◆ **Exercise details**
Gather from the material every line that contains the string "благополучия".
──────── Listing ────────
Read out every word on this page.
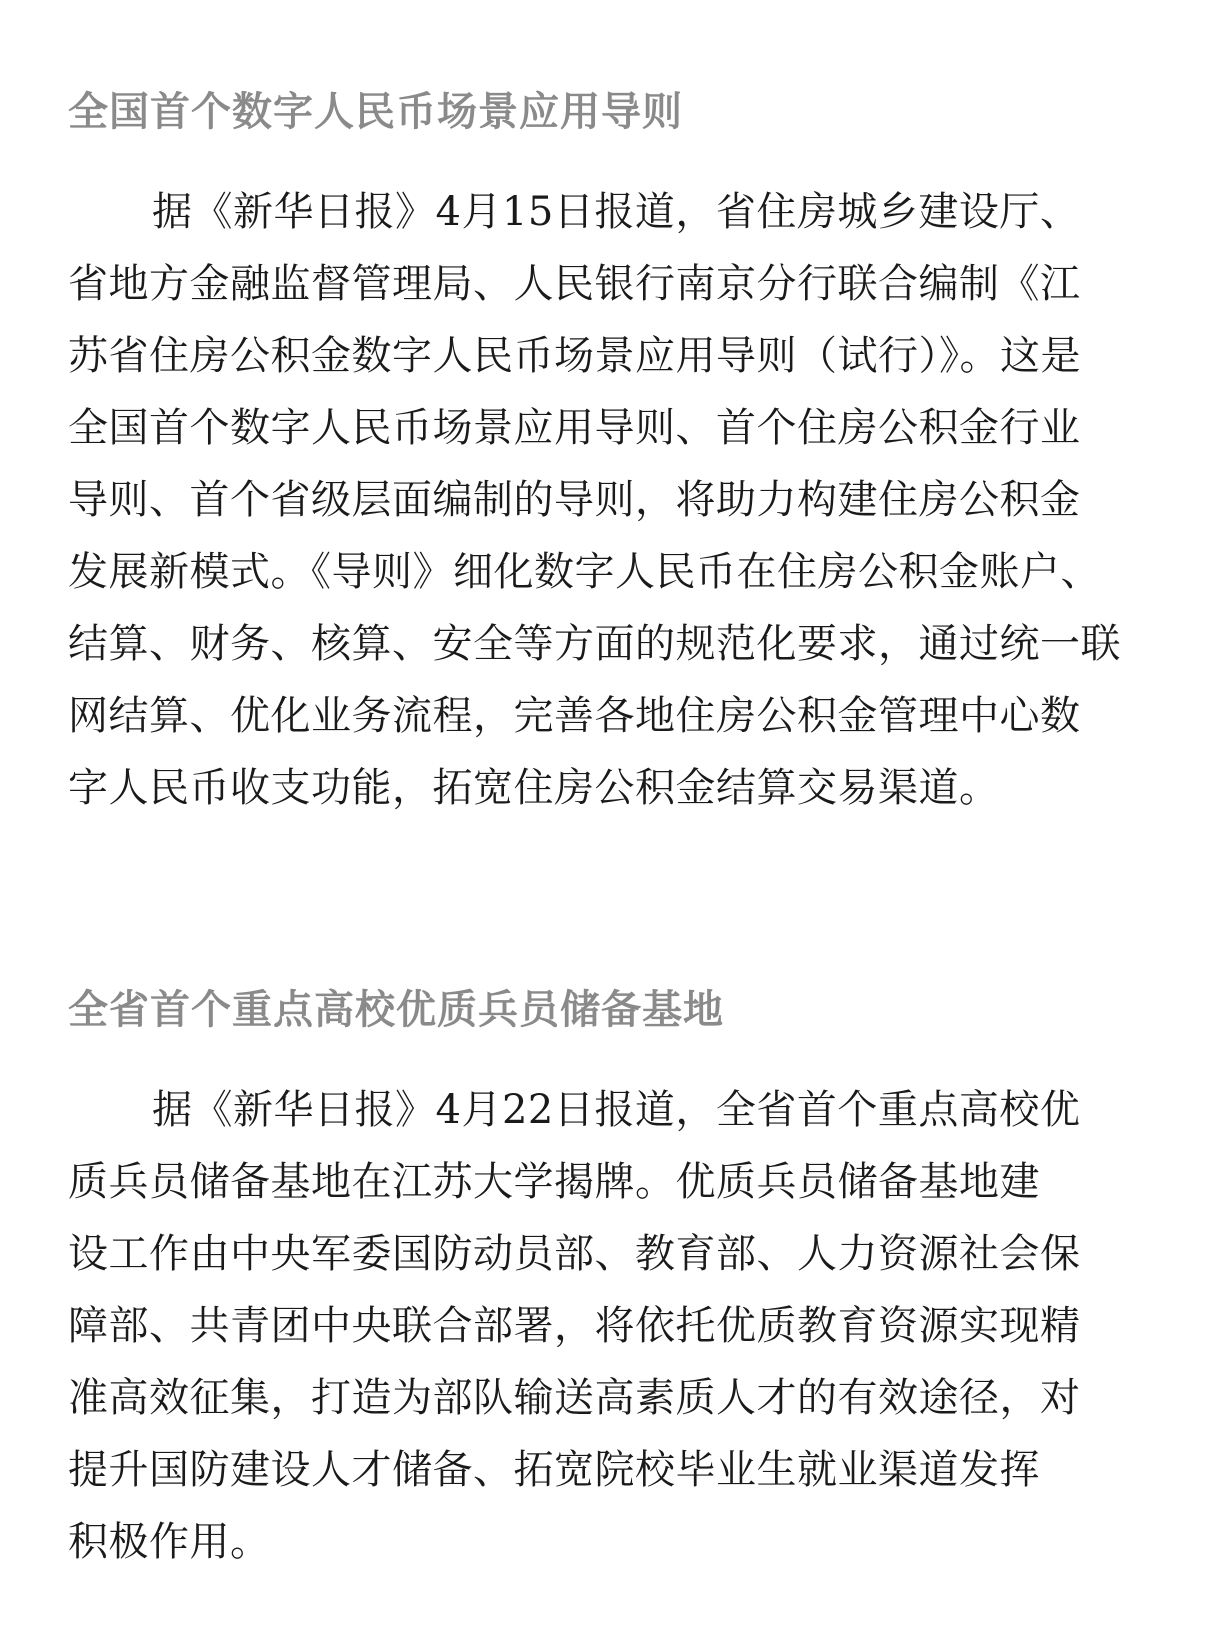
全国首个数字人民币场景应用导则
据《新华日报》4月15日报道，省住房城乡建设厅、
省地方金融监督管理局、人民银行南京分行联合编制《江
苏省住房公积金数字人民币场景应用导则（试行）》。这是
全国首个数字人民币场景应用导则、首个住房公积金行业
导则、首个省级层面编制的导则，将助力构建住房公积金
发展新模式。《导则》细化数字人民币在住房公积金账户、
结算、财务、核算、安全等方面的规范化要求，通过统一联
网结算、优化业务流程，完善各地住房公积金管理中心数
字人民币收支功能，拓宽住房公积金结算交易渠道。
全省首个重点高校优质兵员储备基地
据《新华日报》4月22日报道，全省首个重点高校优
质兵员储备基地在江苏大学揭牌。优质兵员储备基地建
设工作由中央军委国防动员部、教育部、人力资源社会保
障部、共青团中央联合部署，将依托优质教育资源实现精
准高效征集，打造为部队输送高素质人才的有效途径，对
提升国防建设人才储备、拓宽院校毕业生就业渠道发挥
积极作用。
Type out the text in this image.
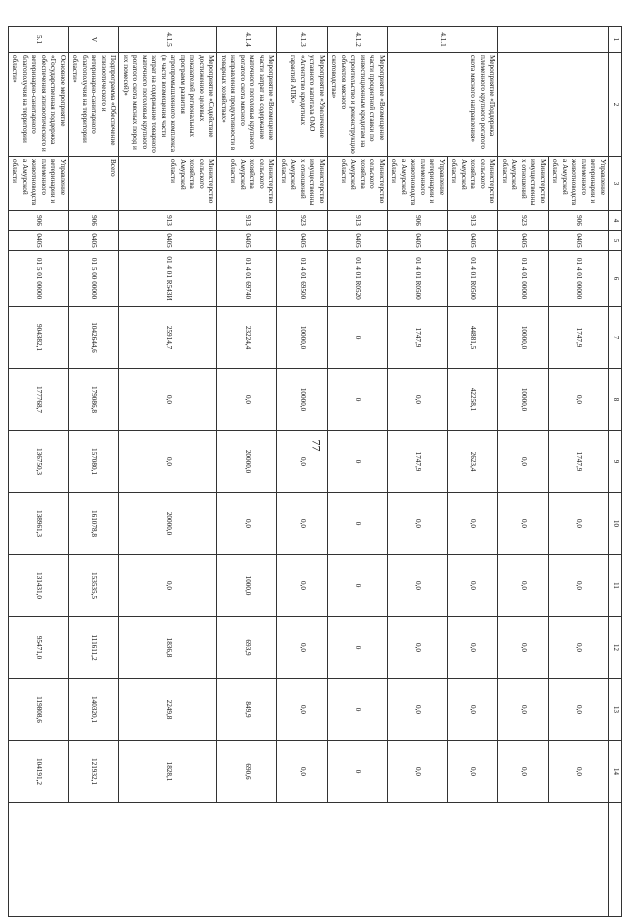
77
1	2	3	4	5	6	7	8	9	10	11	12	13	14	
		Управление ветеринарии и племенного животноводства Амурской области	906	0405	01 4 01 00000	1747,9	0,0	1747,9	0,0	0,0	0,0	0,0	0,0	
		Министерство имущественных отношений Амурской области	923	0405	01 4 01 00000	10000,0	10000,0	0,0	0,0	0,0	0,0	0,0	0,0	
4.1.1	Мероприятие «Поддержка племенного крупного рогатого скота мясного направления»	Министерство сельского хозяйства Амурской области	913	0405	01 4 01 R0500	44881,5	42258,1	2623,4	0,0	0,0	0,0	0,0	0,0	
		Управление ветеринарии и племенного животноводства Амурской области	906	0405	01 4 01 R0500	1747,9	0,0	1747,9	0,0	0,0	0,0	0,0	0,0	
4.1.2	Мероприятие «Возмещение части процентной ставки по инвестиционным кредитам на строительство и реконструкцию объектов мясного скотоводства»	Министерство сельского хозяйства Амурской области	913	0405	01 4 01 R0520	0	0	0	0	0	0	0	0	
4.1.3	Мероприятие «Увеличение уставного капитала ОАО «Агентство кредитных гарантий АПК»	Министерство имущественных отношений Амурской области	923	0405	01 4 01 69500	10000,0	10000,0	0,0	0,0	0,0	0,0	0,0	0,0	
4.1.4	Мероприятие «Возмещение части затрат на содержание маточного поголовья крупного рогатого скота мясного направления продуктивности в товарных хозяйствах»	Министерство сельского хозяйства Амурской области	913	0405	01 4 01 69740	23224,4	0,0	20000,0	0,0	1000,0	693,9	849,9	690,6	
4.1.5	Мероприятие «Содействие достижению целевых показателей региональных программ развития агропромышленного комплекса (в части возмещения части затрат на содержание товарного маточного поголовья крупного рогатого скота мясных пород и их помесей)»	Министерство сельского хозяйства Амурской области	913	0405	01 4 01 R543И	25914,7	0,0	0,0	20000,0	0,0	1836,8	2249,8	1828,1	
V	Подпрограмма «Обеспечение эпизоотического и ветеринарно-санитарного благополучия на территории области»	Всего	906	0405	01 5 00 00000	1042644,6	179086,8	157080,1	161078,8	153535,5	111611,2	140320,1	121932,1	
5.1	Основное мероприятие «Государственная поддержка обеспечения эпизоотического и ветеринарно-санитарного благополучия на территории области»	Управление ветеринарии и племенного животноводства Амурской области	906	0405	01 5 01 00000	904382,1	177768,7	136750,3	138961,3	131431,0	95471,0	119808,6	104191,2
────────
◆ **Solution for this problem**
V	Подпрограмма «Обеспечение эпизоотического и ветеринарно-санитарного благополучия на территории области»	Всего	906	0405	01 5 00 00000	1042644,6	179086,8	157080,1	161078,8	153535,5	111611,2	140320,1	121932,1	
5.1	Основное мероприятие «Государственная поддержка обеспечения эпизоотического и ветеринарно-санитарного благополучия на территории области»	Управление ветеринарии и племенного животноводства Амурской области	906	0405	01 5 01 00000	904382,1	177768,7	136750,3	138961,3	131431,0	95471,0	119808,6	104191,2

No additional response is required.